» Work to complete
Sift the listing for lines that hold the string "pénzügyi" and pull them out.

#### Data rows

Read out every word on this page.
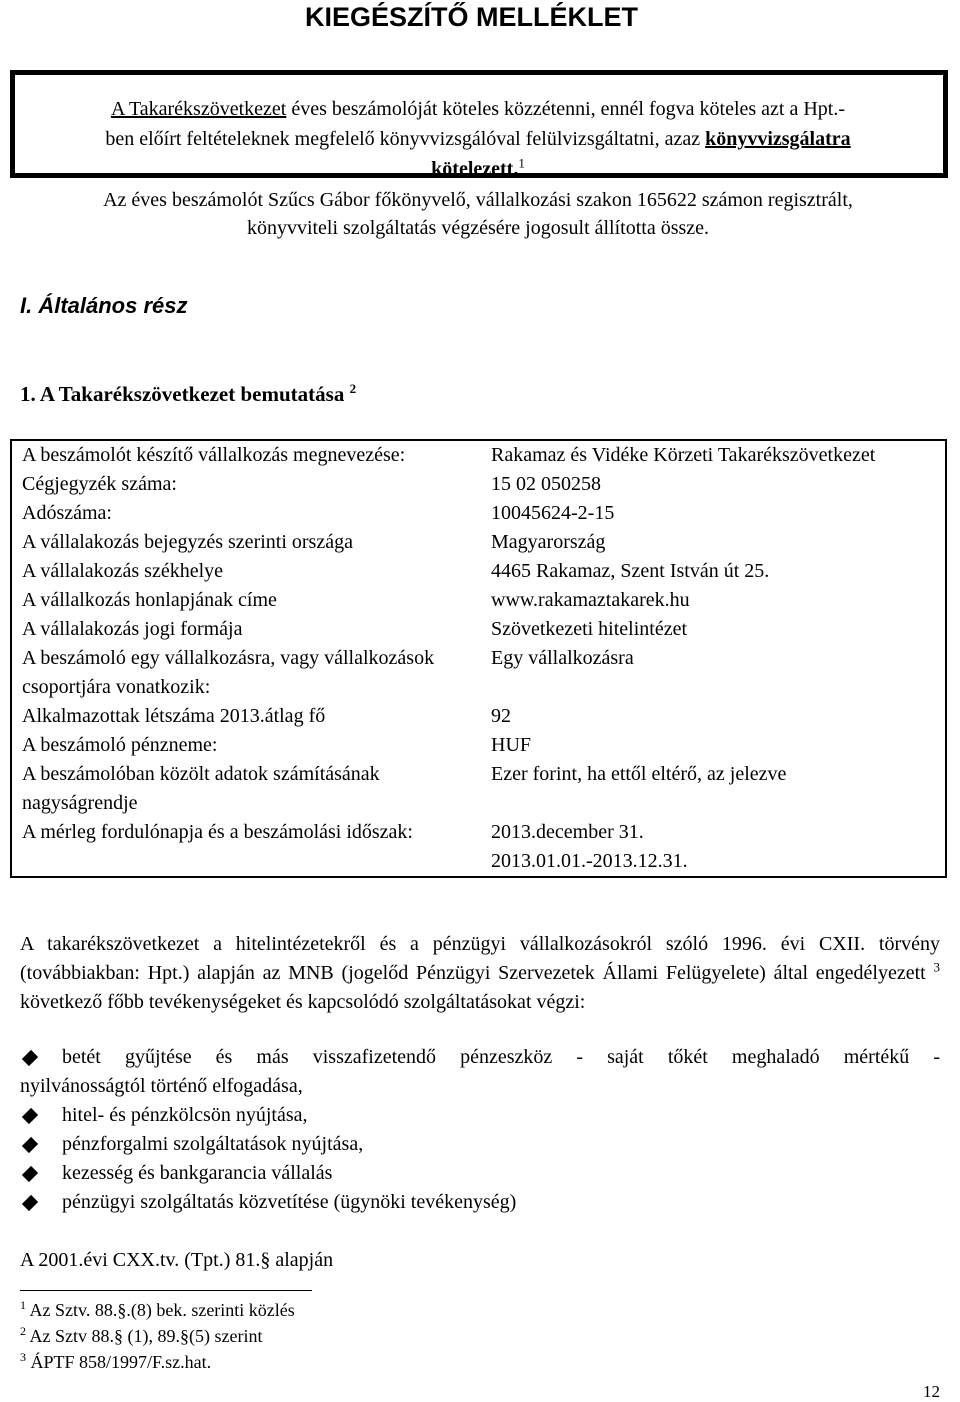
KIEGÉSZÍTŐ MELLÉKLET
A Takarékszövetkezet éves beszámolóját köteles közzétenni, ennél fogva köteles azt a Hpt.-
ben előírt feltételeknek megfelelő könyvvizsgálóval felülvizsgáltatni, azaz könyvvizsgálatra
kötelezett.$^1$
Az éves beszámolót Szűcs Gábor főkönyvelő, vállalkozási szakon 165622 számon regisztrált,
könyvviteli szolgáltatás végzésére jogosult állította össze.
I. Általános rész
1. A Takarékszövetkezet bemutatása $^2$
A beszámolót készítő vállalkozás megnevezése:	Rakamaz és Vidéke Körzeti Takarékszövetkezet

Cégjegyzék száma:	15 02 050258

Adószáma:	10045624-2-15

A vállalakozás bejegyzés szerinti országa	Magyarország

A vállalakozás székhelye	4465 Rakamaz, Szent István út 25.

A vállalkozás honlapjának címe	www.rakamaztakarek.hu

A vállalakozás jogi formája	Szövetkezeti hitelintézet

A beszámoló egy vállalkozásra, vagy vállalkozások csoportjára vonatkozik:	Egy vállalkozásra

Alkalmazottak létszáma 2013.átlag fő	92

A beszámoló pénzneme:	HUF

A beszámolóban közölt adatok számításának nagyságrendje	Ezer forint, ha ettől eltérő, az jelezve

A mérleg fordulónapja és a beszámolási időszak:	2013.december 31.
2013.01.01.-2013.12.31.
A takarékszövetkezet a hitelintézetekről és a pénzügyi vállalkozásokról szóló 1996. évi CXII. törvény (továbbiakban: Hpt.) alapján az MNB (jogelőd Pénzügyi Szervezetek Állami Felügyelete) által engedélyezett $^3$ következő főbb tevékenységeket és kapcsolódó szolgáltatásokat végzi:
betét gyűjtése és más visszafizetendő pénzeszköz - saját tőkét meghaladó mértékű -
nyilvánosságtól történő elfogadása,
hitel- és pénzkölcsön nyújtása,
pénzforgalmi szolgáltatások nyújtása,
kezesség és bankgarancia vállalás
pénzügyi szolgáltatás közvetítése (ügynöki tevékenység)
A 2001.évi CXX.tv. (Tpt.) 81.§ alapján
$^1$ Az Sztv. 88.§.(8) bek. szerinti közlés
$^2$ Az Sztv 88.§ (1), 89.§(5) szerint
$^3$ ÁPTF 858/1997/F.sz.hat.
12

########
#### Data rows

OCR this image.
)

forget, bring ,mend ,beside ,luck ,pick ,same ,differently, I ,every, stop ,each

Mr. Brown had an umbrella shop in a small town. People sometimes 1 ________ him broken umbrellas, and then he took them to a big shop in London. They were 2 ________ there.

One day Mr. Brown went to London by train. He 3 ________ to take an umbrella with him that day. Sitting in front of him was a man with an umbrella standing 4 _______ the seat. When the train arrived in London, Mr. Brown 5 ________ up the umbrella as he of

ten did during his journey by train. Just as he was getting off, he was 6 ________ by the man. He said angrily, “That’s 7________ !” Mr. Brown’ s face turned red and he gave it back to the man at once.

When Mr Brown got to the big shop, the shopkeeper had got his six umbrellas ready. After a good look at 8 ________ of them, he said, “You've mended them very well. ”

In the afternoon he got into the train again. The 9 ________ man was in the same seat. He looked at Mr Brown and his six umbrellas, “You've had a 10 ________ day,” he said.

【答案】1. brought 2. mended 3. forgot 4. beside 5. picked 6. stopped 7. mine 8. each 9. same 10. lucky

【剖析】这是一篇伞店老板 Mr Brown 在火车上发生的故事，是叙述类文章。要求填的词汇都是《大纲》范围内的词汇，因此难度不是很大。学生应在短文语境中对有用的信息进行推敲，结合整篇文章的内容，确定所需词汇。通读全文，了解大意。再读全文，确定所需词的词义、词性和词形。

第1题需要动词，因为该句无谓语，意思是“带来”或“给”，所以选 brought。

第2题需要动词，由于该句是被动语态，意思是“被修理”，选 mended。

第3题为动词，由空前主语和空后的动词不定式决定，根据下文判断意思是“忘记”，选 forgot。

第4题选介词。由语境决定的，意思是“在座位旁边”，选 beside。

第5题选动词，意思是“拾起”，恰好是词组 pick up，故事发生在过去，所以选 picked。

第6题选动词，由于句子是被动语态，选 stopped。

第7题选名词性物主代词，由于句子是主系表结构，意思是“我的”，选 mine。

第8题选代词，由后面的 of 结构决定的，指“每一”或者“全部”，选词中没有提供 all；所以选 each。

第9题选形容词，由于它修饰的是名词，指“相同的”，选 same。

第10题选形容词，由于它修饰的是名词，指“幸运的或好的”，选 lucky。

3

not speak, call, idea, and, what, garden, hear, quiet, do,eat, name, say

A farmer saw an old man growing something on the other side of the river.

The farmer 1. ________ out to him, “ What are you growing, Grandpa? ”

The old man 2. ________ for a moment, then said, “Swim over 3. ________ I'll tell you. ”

########

» Answer to this problem
A takarékszövetkezet a hitelintézetekről és a pénzügyi vállalkozásokról szóló 1996. évi CXII. törvény (továbbiakban: Hpt.) alapján az MNB (jogelőd Pénzügyi Szervezetek Állami Felügyelete) által engedélyezett $^3$ következő főbb tevékenységeket és kapcsolódó szolgáltatásokat végzi:
pénzügyi szolgáltatás közvetítése (ügynöki tevékenység)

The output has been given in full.